** Start of Records for the exercise **
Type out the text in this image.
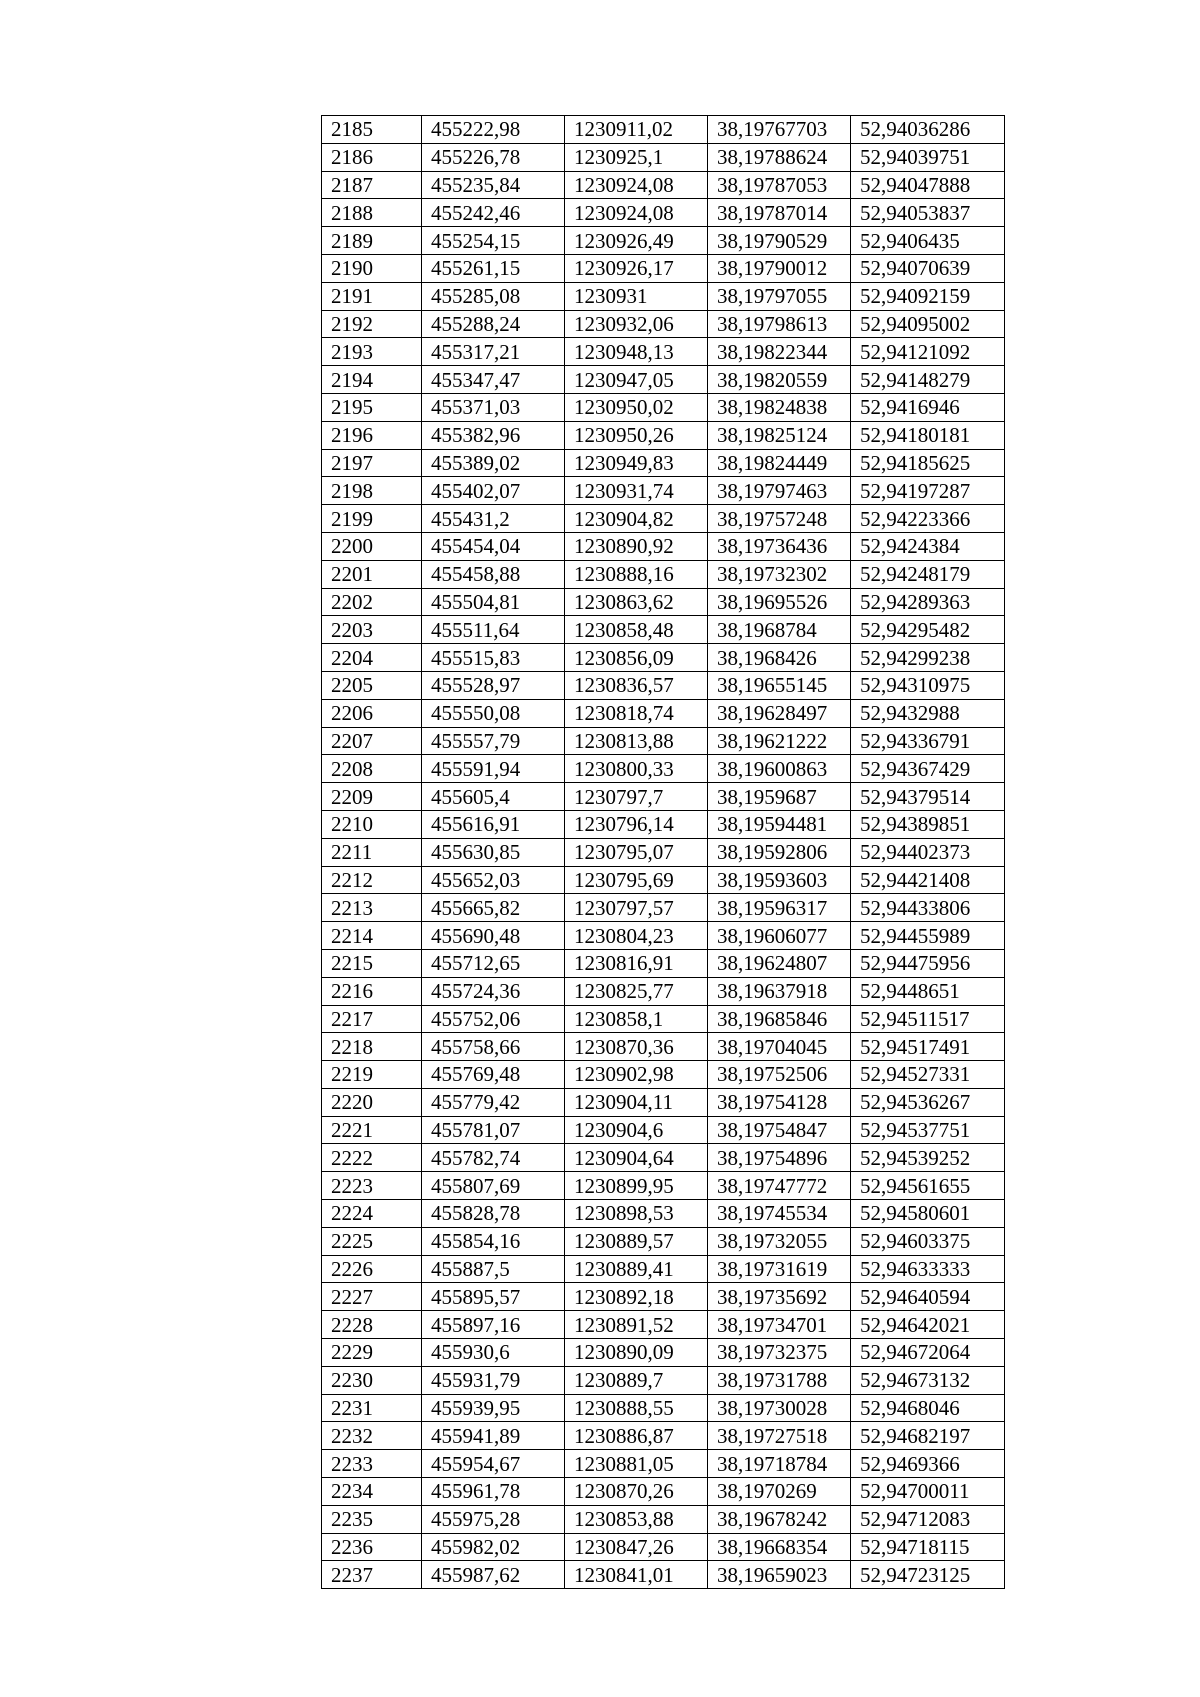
2185	455222,98	1230911,02	38,19767703	52,94036286
2186	455226,78	1230925,1	38,19788624	52,94039751
2187	455235,84	1230924,08	38,19787053	52,94047888
2188	455242,46	1230924,08	38,19787014	52,94053837
2189	455254,15	1230926,49	38,19790529	52,9406435
2190	455261,15	1230926,17	38,19790012	52,94070639
2191	455285,08	1230931	38,19797055	52,94092159
2192	455288,24	1230932,06	38,19798613	52,94095002
2193	455317,21	1230948,13	38,19822344	52,94121092
2194	455347,47	1230947,05	38,19820559	52,94148279
2195	455371,03	1230950,02	38,19824838	52,9416946
2196	455382,96	1230950,26	38,19825124	52,94180181
2197	455389,02	1230949,83	38,19824449	52,94185625
2198	455402,07	1230931,74	38,19797463	52,94197287
2199	455431,2	1230904,82	38,19757248	52,94223366
2200	455454,04	1230890,92	38,19736436	52,9424384
2201	455458,88	1230888,16	38,19732302	52,94248179
2202	455504,81	1230863,62	38,19695526	52,94289363
2203	455511,64	1230858,48	38,1968784	52,94295482
2204	455515,83	1230856,09	38,1968426	52,94299238
2205	455528,97	1230836,57	38,19655145	52,94310975
2206	455550,08	1230818,74	38,19628497	52,9432988
2207	455557,79	1230813,88	38,19621222	52,94336791
2208	455591,94	1230800,33	38,19600863	52,94367429
2209	455605,4	1230797,7	38,1959687	52,94379514
2210	455616,91	1230796,14	38,19594481	52,94389851
2211	455630,85	1230795,07	38,19592806	52,94402373
2212	455652,03	1230795,69	38,19593603	52,94421408
2213	455665,82	1230797,57	38,19596317	52,94433806
2214	455690,48	1230804,23	38,19606077	52,94455989
2215	455712,65	1230816,91	38,19624807	52,94475956
2216	455724,36	1230825,77	38,19637918	52,9448651
2217	455752,06	1230858,1	38,19685846	52,94511517
2218	455758,66	1230870,36	38,19704045	52,94517491
2219	455769,48	1230902,98	38,19752506	52,94527331
2220	455779,42	1230904,11	38,19754128	52,94536267
2221	455781,07	1230904,6	38,19754847	52,94537751
2222	455782,74	1230904,64	38,19754896	52,94539252
2223	455807,69	1230899,95	38,19747772	52,94561655
2224	455828,78	1230898,53	38,19745534	52,94580601
2225	455854,16	1230889,57	38,19732055	52,94603375
2226	455887,5	1230889,41	38,19731619	52,94633333
2227	455895,57	1230892,18	38,19735692	52,94640594
2228	455897,16	1230891,52	38,19734701	52,94642021
2229	455930,6	1230890,09	38,19732375	52,94672064
2230	455931,79	1230889,7	38,19731788	52,94673132
2231	455939,95	1230888,55	38,19730028	52,9468046
2232	455941,89	1230886,87	38,19727518	52,94682197
2233	455954,67	1230881,05	38,19718784	52,9469366
2234	455961,78	1230870,26	38,1970269	52,94700011
2235	455975,28	1230853,88	38,19678242	52,94712083
2236	455982,02	1230847,26	38,19668354	52,94718115
2237	455987,62	1230841,01	38,19659023	52,94723125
** End of Records for the exercise **
Set every line down exactly as written, leaving each picture out.

Finished answer
Type out the text in this image.
2185	455222,98	1230911,02	38,19767703	52,94036286
2186	455226,78	1230925,1	38,19788624	52,94039751
2187	455235,84	1230924,08	38,19787053	52,94047888
2188	455242,46	1230924,08	38,19787014	52,94053837
2189	455254,15	1230926,49	38,19790529	52,9406435
2190	455261,15	1230926,17	38,19790012	52,94070639
2191	455285,08	1230931	38,19797055	52,94092159
2192	455288,24	1230932,06	38,19798613	52,94095002
2193	455317,21	1230948,13	38,19822344	52,94121092
2194	455347,47	1230947,05	38,19820559	52,94148279
2195	455371,03	1230950,02	38,19824838	52,9416946
2196	455382,96	1230950,26	38,19825124	52,94180181
2197	455389,02	1230949,83	38,19824449	52,94185625
2198	455402,07	1230931,74	38,19797463	52,94197287
2199	455431,2	1230904,82	38,19757248	52,94223366
2200	455454,04	1230890,92	38,19736436	52,9424384
2201	455458,88	1230888,16	38,19732302	52,94248179
2202	455504,81	1230863,62	38,19695526	52,94289363
2203	455511,64	1230858,48	38,1968784	52,94295482
2204	455515,83	1230856,09	38,1968426	52,94299238
2205	455528,97	1230836,57	38,19655145	52,94310975
2206	455550,08	1230818,74	38,19628497	52,9432988
2207	455557,79	1230813,88	38,19621222	52,94336791
2208	455591,94	1230800,33	38,19600863	52,94367429
2209	455605,4	1230797,7	38,1959687	52,94379514
2210	455616,91	1230796,14	38,19594481	52,94389851
2211	455630,85	1230795,07	38,19592806	52,94402373
2212	455652,03	1230795,69	38,19593603	52,94421408
2213	455665,82	1230797,57	38,19596317	52,94433806
2214	455690,48	1230804,23	38,19606077	52,94455989
2215	455712,65	1230816,91	38,19624807	52,94475956
2216	455724,36	1230825,77	38,19637918	52,9448651
2217	455752,06	1230858,1	38,19685846	52,94511517
2218	455758,66	1230870,36	38,19704045	52,94517491
2219	455769,48	1230902,98	38,19752506	52,94527331
2220	455779,42	1230904,11	38,19754128	52,94536267
2221	455781,07	1230904,6	38,19754847	52,94537751
2222	455782,74	1230904,64	38,19754896	52,94539252
2223	455807,69	1230899,95	38,19747772	52,94561655
2224	455828,78	1230898,53	38,19745534	52,94580601
2225	455854,16	1230889,57	38,19732055	52,94603375
2226	455887,5	1230889,41	38,19731619	52,94633333
2227	455895,57	1230892,18	38,19735692	52,94640594
2228	455897,16	1230891,52	38,19734701	52,94642021
2229	455930,6	1230890,09	38,19732375	52,94672064
2230	455931,79	1230889,7	38,19731788	52,94673132
2231	455939,95	1230888,55	38,19730028	52,9468046
2232	455941,89	1230886,87	38,19727518	52,94682197
2233	455954,67	1230881,05	38,19718784	52,9469366
2234	455961,78	1230870,26	38,1970269	52,94700011
2235	455975,28	1230853,88	38,19678242	52,94712083
2236	455982,02	1230847,26	38,19668354	52,94718115
2237	455987,62	1230841,01	38,19659023	52,94723125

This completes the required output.